## [Description of the task]
Look through the material and copy each line holding "Family".

## [Records]
— Start —

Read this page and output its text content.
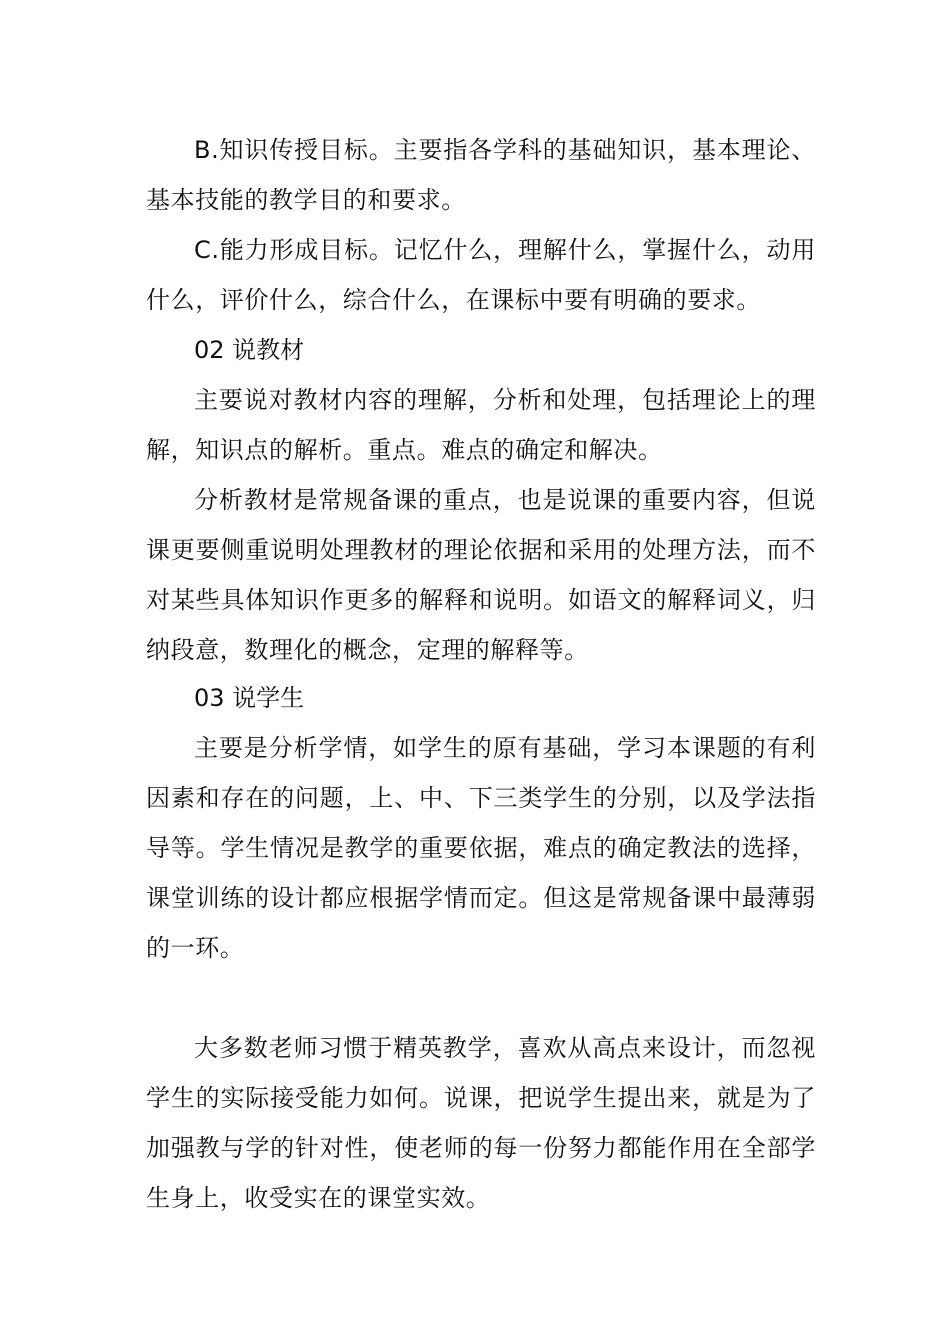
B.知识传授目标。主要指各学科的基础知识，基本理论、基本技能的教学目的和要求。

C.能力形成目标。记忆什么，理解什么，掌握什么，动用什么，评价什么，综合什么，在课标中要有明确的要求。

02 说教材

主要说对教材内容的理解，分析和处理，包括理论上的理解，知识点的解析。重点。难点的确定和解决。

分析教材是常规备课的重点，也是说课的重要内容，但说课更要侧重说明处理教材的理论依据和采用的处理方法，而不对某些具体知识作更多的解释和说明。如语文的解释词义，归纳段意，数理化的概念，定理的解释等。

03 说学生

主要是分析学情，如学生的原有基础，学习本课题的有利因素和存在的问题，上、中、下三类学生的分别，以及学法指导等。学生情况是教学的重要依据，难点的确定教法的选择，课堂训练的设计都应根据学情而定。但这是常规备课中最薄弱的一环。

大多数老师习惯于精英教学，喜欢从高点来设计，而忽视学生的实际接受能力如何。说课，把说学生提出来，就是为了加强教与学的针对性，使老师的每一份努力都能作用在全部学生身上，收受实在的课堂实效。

— End —
— Start —

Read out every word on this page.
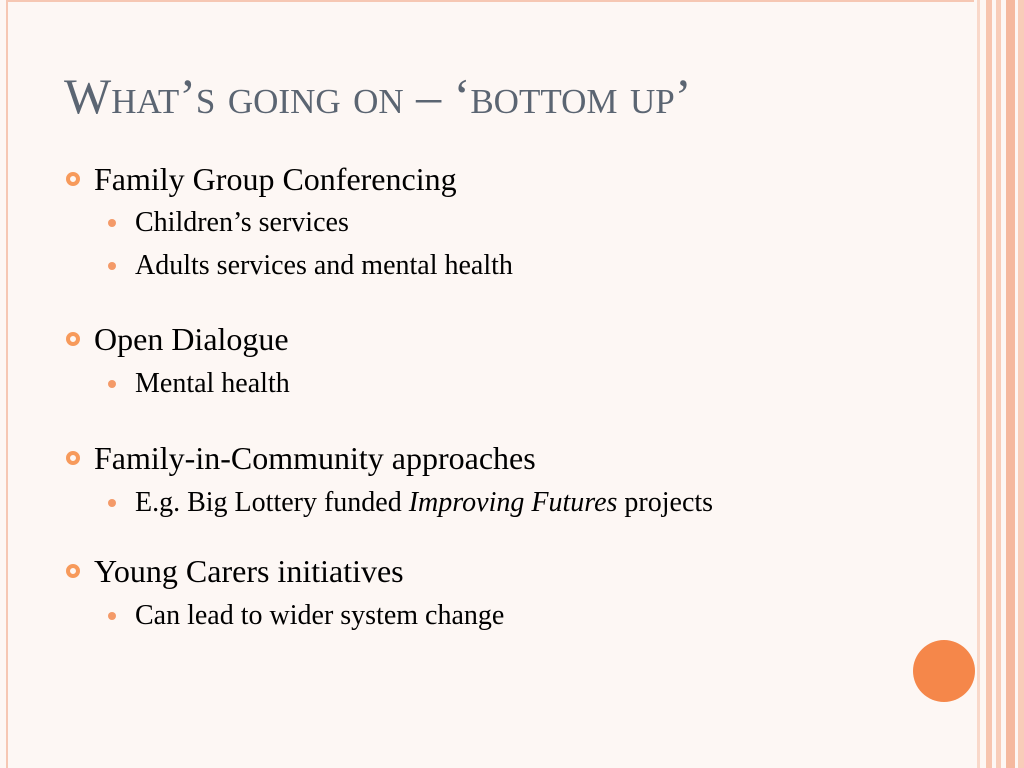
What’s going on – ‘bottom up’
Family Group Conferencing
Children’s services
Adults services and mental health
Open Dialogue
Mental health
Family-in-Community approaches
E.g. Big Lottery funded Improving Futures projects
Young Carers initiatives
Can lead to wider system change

— End —

## [Solution for this problem]
Family Group Conferencing
Family-in-Community approaches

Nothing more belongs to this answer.